[Figure record listings]
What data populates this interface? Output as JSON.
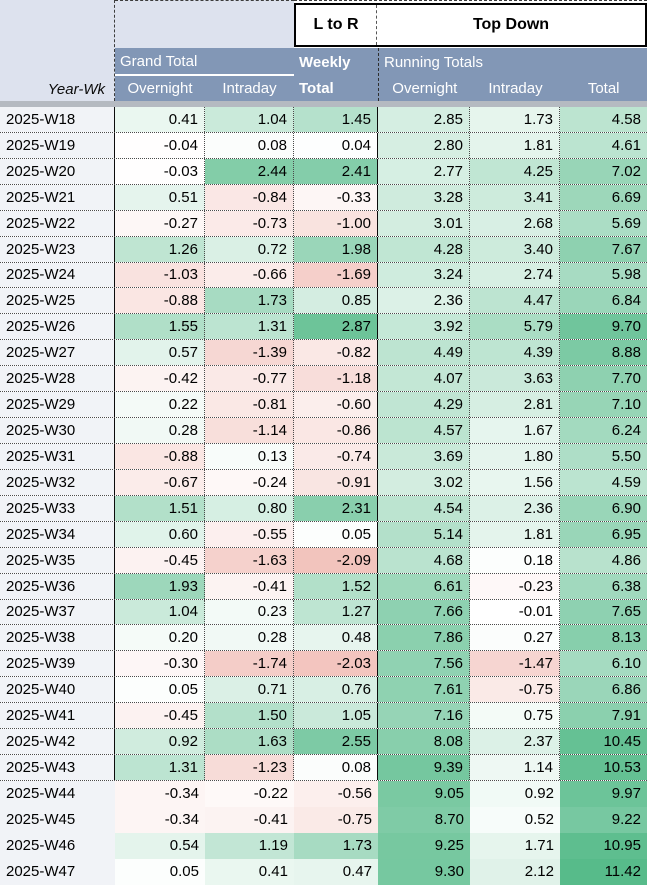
{
  "header": {
    "l_to_r": "L to R",
    "top_down": "Top Down",
    "year_wk": "Year-Wk",
    "grand_total": "Grand Total",
    "weekly": "Weekly",
    "weekly_total": "Total",
    "running_totals": "Running Totals",
    "gt_overnight": "Overnight",
    "gt_intraday": "Intraday",
    "rt_overnight": "Overnight",
    "rt_intraday": "Intraday",
    "rt_total": "Total"
  },
  "colors": {
    "header_bg": "#8297b6",
    "header_text": "#ffffff",
    "corner_bg": "#dde2ee",
    "label_col_bg": "#f1f3f7",
    "divider_strip": "#b5bac1",
    "box_bg": "#ffffff",
    "box_border": "#000000",
    "scale_green": "#57bb8a",
    "scale_red": "#efb5ad"
  },
  "conditional_format": {
    "weekly": {
      "pos_max": 3.3,
      "neg_max": 2.6
    },
    "running": {
      "pos_max": 11.42,
      "neg_max": 2.6
    }
  },
  "rows": [
    {
      "week": "2025-W18",
      "values": [
        "0.41",
        "1.04",
        "1.45",
        "2.85",
        "1.73",
        "4.58"
      ]
    },
    {
      "week": "2025-W19",
      "values": [
        "-0.04",
        "0.08",
        "0.04",
        "2.80",
        "1.81",
        "4.61"
      ]
    },
    {
      "week": "2025-W20",
      "values": [
        "-0.03",
        "2.44",
        "2.41",
        "2.77",
        "4.25",
        "7.02"
      ]
    },
    {
      "week": "2025-W21",
      "values": [
        "0.51",
        "-0.84",
        "-0.33",
        "3.28",
        "3.41",
        "6.69"
      ]
    },
    {
      "week": "2025-W22",
      "values": [
        "-0.27",
        "-0.73",
        "-1.00",
        "3.01",
        "2.68",
        "5.69"
      ]
    },
    {
      "week": "2025-W23",
      "values": [
        "1.26",
        "0.72",
        "1.98",
        "4.28",
        "3.40",
        "7.67"
      ]
    },
    {
      "week": "2025-W24",
      "values": [
        "-1.03",
        "-0.66",
        "-1.69",
        "3.24",
        "2.74",
        "5.98"
      ]
    },
    {
      "week": "2025-W25",
      "values": [
        "-0.88",
        "1.73",
        "0.85",
        "2.36",
        "4.47",
        "6.84"
      ]
    },
    {
      "week": "2025-W26",
      "values": [
        "1.55",
        "1.31",
        "2.87",
        "3.92",
        "5.79",
        "9.70"
      ]
    },
    {
      "week": "2025-W27",
      "values": [
        "0.57",
        "-1.39",
        "-0.82",
        "4.49",
        "4.39",
        "8.88"
      ]
    },
    {
      "week": "2025-W28",
      "values": [
        "-0.42",
        "-0.77",
        "-1.18",
        "4.07",
        "3.63",
        "7.70"
      ]
    },
    {
      "week": "2025-W29",
      "values": [
        "0.22",
        "-0.81",
        "-0.60",
        "4.29",
        "2.81",
        "7.10"
      ]
    },
    {
      "week": "2025-W30",
      "values": [
        "0.28",
        "-1.14",
        "-0.86",
        "4.57",
        "1.67",
        "6.24"
      ]
    },
    {
      "week": "2025-W31",
      "values": [
        "-0.88",
        "0.13",
        "-0.74",
        "3.69",
        "1.80",
        "5.50"
      ]
    },
    {
      "week": "2025-W32",
      "values": [
        "-0.67",
        "-0.24",
        "-0.91",
        "3.02",
        "1.56",
        "4.59"
      ]
    },
    {
      "week": "2025-W33",
      "values": [
        "1.51",
        "0.80",
        "2.31",
        "4.54",
        "2.36",
        "6.90"
      ]
    },
    {
      "week": "2025-W34",
      "values": [
        "0.60",
        "-0.55",
        "0.05",
        "5.14",
        "1.81",
        "6.95"
      ]
    },
    {
      "week": "2025-W35",
      "values": [
        "-0.45",
        "-1.63",
        "-2.09",
        "4.68",
        "0.18",
        "4.86"
      ]
    },
    {
      "week": "2025-W36",
      "values": [
        "1.93",
        "-0.41",
        "1.52",
        "6.61",
        "-0.23",
        "6.38"
      ]
    },
    {
      "week": "2025-W37",
      "values": [
        "1.04",
        "0.23",
        "1.27",
        "7.66",
        "-0.01",
        "7.65"
      ]
    },
    {
      "week": "2025-W38",
      "values": [
        "0.20",
        "0.28",
        "0.48",
        "7.86",
        "0.27",
        "8.13"
      ]
    },
    {
      "week": "2025-W39",
      "values": [
        "-0.30",
        "-1.74",
        "-2.03",
        "7.56",
        "-1.47",
        "6.10"
      ]
    },
    {
      "week": "2025-W40",
      "values": [
        "0.05",
        "0.71",
        "0.76",
        "7.61",
        "-0.75",
        "6.86"
      ]
    },
    {
      "week": "2025-W41",
      "values": [
        "-0.45",
        "1.50",
        "1.05",
        "7.16",
        "0.75",
        "7.91"
      ]
    },
    {
      "week": "2025-W42",
      "values": [
        "0.92",
        "1.63",
        "2.55",
        "8.08",
        "2.37",
        "10.45"
      ]
    },
    {
      "week": "2025-W43",
      "values": [
        "1.31",
        "-1.23",
        "0.08",
        "9.39",
        "1.14",
        "10.53"
      ]
    },
    {
      "week": "2025-W44",
      "values": [
        "-0.34",
        "-0.22",
        "-0.56",
        "9.05",
        "0.92",
        "9.97"
      ]
    },
    {
      "week": "2025-W45",
      "values": [
        "-0.34",
        "-0.41",
        "-0.75",
        "8.70",
        "0.52",
        "9.22"
      ]
    },
    {
      "week": "2025-W46",
      "values": [
        "0.54",
        "1.19",
        "1.73",
        "9.25",
        "1.71",
        "10.95"
      ]
    },
    {
      "week": "2025-W47",
      "values": [
        "0.05",
        "0.41",
        "0.47",
        "9.30",
        "2.12",
        "11.42"
      ]
    }
  ],
  "bordered_rows_through": "2025-W43"
}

■ Problem
Gather from the data above every line with the string "Overnight".

■ Full solution
    "gt_overnight": "Overnight",
    "rt_overnight": "Overnight",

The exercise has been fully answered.